§ What the exercise asks: From the entries that follow, extract each line holding the string "Marfà".

(Collected data entries)

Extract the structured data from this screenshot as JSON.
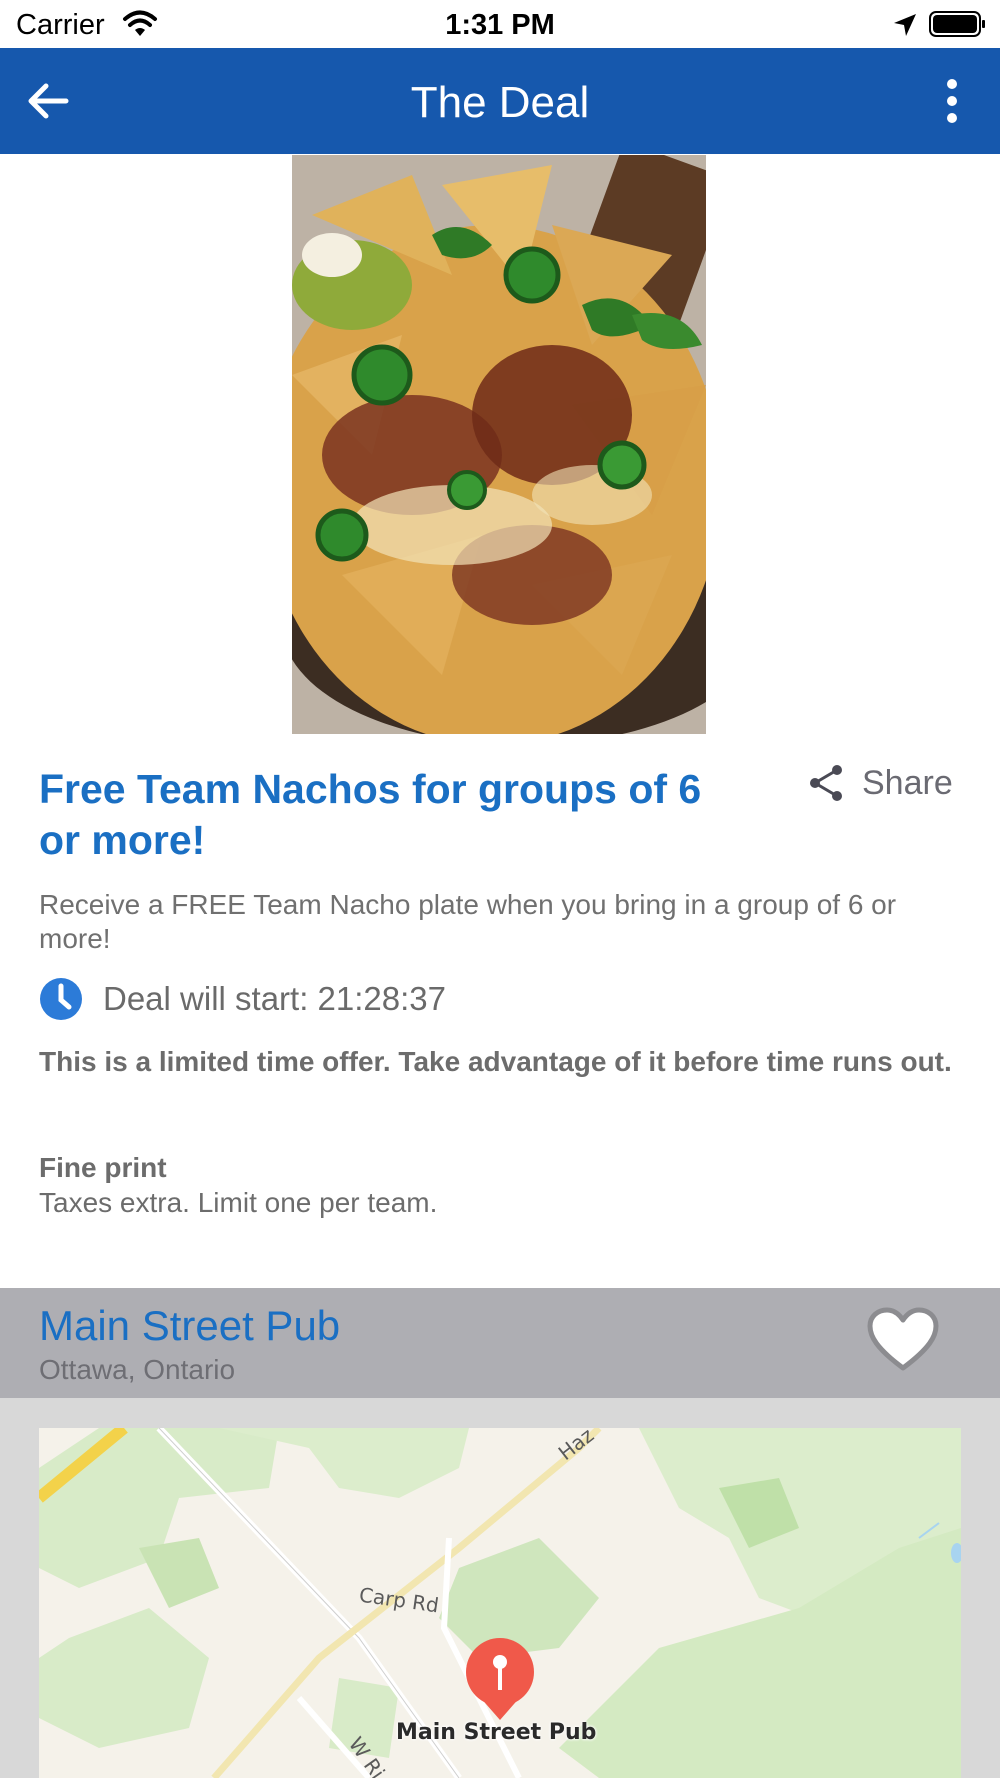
{
  "status_bar": {
    "carrier": "Carrier",
    "time": "1:31 PM"
  },
  "app_bar": {
    "title": "The Deal"
  },
  "deal": {
    "title": "Free Team Nachos for groups of 6 or more!",
    "share_label": "Share",
    "description": "Receive a FREE Team Nacho plate when you bring in a group of 6 or more!",
    "start_text": "Deal will start: 21:28:37",
    "limited_offer": "This is a limited time offer. Take advantage of it before time runs out.",
    "fine_print_label": "Fine print",
    "fine_print_text": "Taxes extra. Limit one per team."
  },
  "venue": {
    "name": "Main Street Pub",
    "location": "Ottawa, Ontario",
    "favorited": false
  },
  "map": {
    "roads": [
      "Carp Rd",
      "Haz",
      "W Ri"
    ],
    "pin_label": "Main Street Pub"
  },
  "colors": {
    "app_bar": "#1658ad",
    "accent_text": "#1a6fc3",
    "venue_bar": "#aeaeb3",
    "map_pin": "#f0594a"
  },
  "icons": [
    "wifi-icon",
    "location-arrow-icon",
    "battery-icon",
    "back-arrow-icon",
    "more-vert-icon",
    "share-icon",
    "clock-icon",
    "heart-icon",
    "map-pin-icon"
  ]
}
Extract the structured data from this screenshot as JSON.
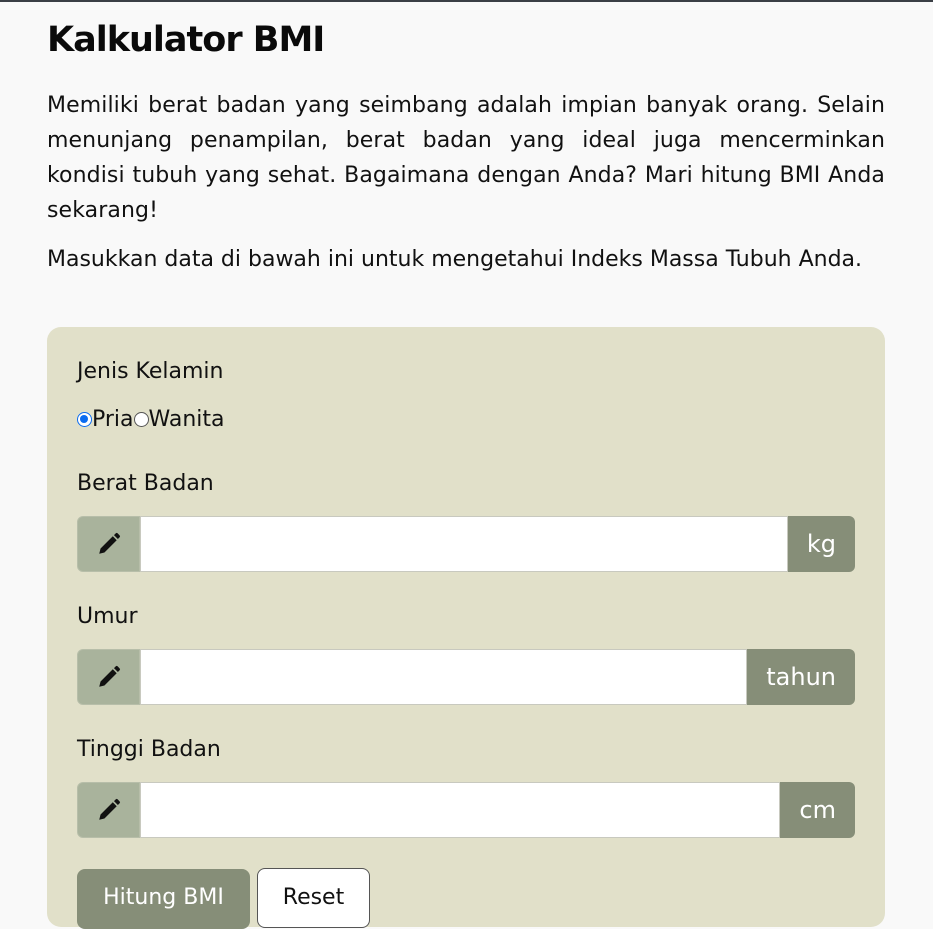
{
  "page": {
    "title": "Kalkulator BMI",
    "intro": "Memiliki berat badan yang seimbang adalah impian banyak orang. Selain menunjang penampilan, berat badan yang ideal juga mencerminkan kondisi tubuh yang sehat. Bagaimana dengan Anda? Mari hitung BMI Anda sekarang!",
    "lead": "Masukkan data di bawah ini untuk mengetahui Indeks Massa Tubuh Anda."
  },
  "form": {
    "gender": {
      "label": "Jenis Kelamin",
      "options": [
        {
          "label": "Pria",
          "selected": true
        },
        {
          "label": "Wanita",
          "selected": false
        }
      ]
    },
    "weight": {
      "label": "Berat Badan",
      "value": "",
      "unit": "kg"
    },
    "age": {
      "label": "Umur",
      "value": "",
      "unit": "tahun"
    },
    "height": {
      "label": "Tinggi Badan",
      "value": "",
      "unit": "cm"
    },
    "submit_label": "Hitung BMI",
    "reset_label": "Reset"
  },
  "icons": {
    "input_prefix": "pencil-icon"
  },
  "colors": {
    "card_bg": "#e1e0c9",
    "prefix_bg": "#a9b39c",
    "suffix_bg": "#868e78",
    "radio_accent": "#0b6cf0"
  }
}
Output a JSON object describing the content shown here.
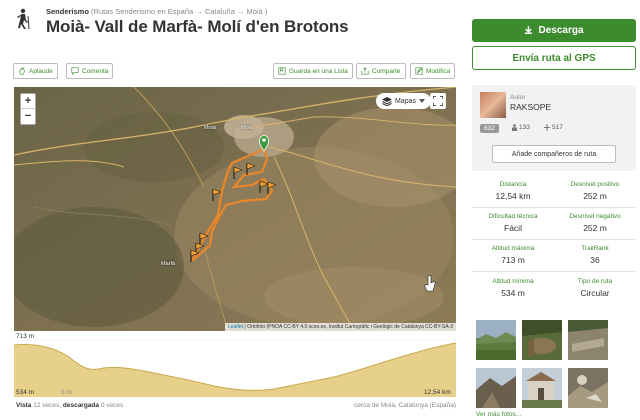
{
  "header": {
    "activity": "Senderismo",
    "breadcrumb": "(Rutas Senderismo en España → Cataluña → Moià )",
    "title": "Moià- Vall de Marfà- Molí d'en Brotons"
  },
  "actions": {
    "download": "Descarga",
    "send_gps": "Envía ruta al GPS",
    "like": "Aplaude",
    "comment": "Comenta",
    "save_list": "Guarda en una Lista",
    "share": "Comparte",
    "edit": "Modifica"
  },
  "map": {
    "layers_label": "Mapas",
    "zoom_in": "+",
    "zoom_out": "−",
    "attribution_link": "Leaflet",
    "attribution_text": "| Ortofoto (PNOA CC-BY 4.0 scne.es, Institut Cartogràfic i Geològic de Catalunya CC-BY-SA-3",
    "place_labels": [
      "Moià",
      "Moià",
      "Marfà"
    ],
    "colors": {
      "track": "#e8862a",
      "start_marker": "#3d9a3d"
    }
  },
  "profile": {
    "max_label": "713 m",
    "min_label": "534 m",
    "start_distance": "0 m",
    "end_distance": "12,54 km",
    "colors": {
      "fill": "#e7d08a",
      "line": "#c9a84a"
    }
  },
  "footer": {
    "views_prefix": "Vista",
    "views_text": "12 veces,",
    "downloads_prefix": "descargada",
    "downloads_text": "0 veces",
    "location": "cerca de Moià, Catalunya (España)"
  },
  "author": {
    "label": "Autor",
    "name": "RAKSOPE",
    "stats": [
      "632",
      "133",
      "517"
    ],
    "add_companions": "Añade compañeros de ruta"
  },
  "stats": [
    {
      "label": "Distancia",
      "value": "12,54 km"
    },
    {
      "label": "Desnivel positivo",
      "value": "252 m"
    },
    {
      "label": "Dificultad técnica",
      "value": "Fácil"
    },
    {
      "label": "Desnivel negativo",
      "value": "252 m"
    },
    {
      "label": "Altitud máxima",
      "value": "713 m"
    },
    {
      "label": "TrailRank",
      "value": "36"
    },
    {
      "label": "Altitud mínima",
      "value": "534 m"
    },
    {
      "label": "Tipo de ruta",
      "value": "Circular"
    }
  ],
  "photos": {
    "more_label": "Ver más fotos..."
  },
  "colors": {
    "brand_green": "#3d8b2f"
  }
}
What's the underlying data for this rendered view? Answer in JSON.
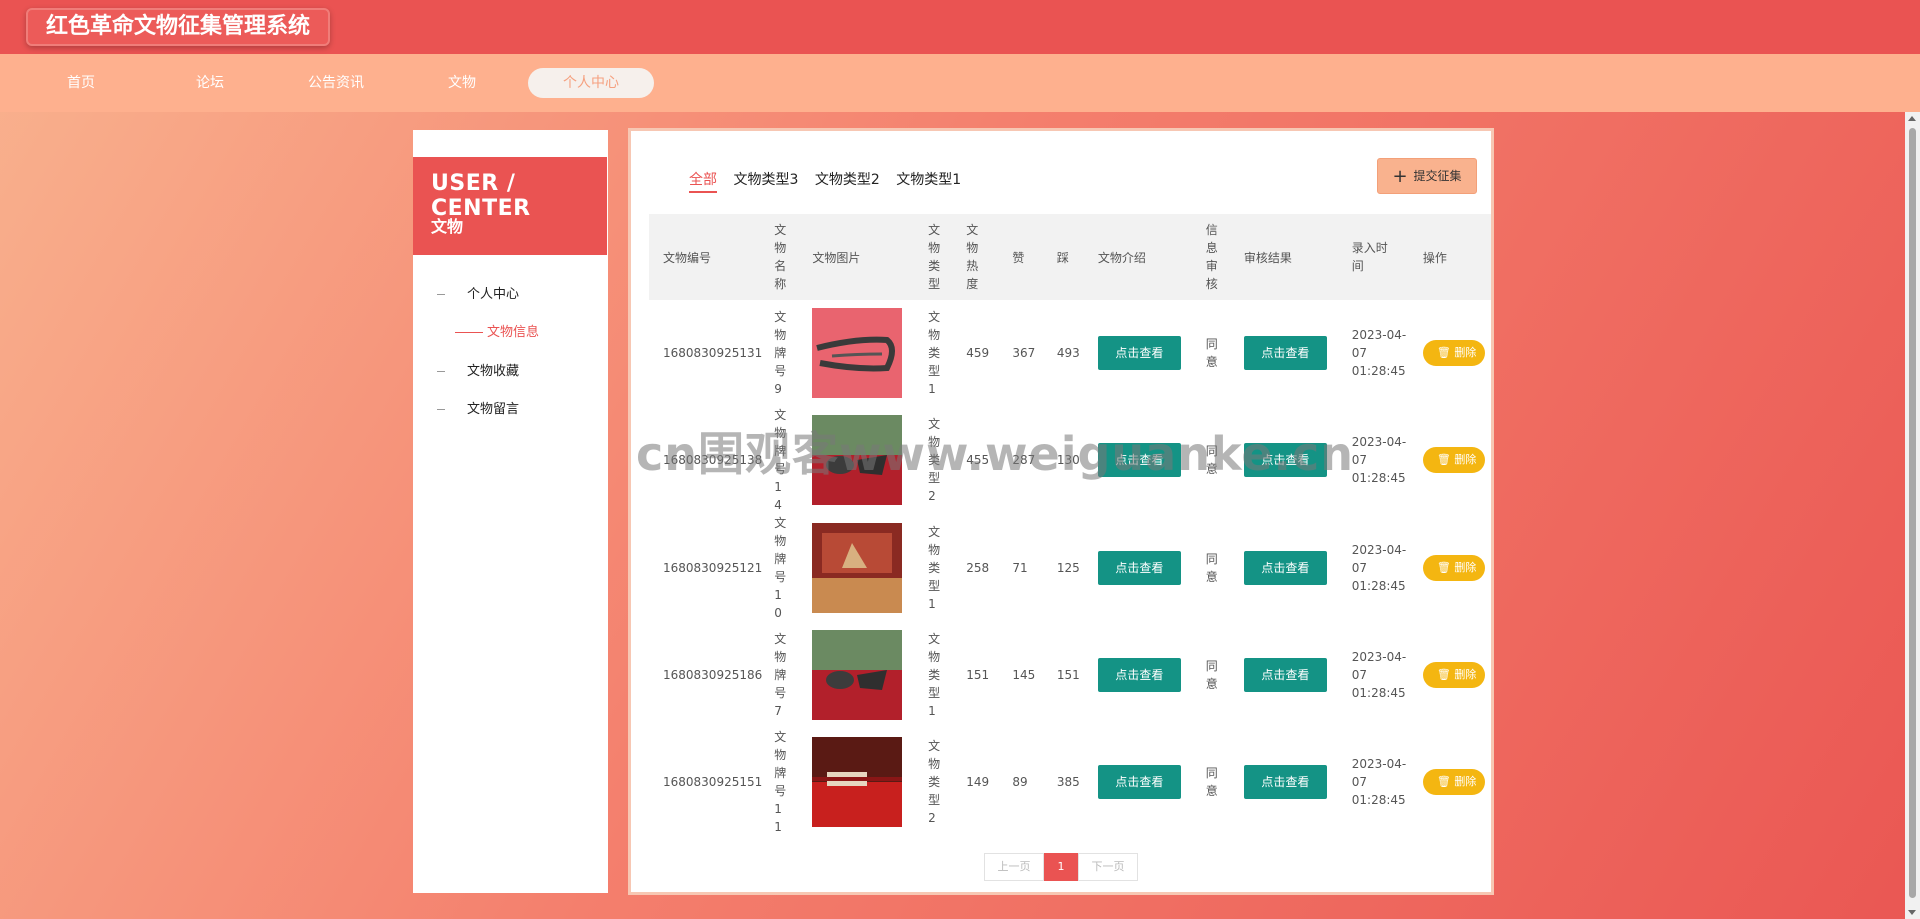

§ Output for this task:
    "title": "Moià- Vall de Marfà- Molí d'en Brotons"
      "Marfà"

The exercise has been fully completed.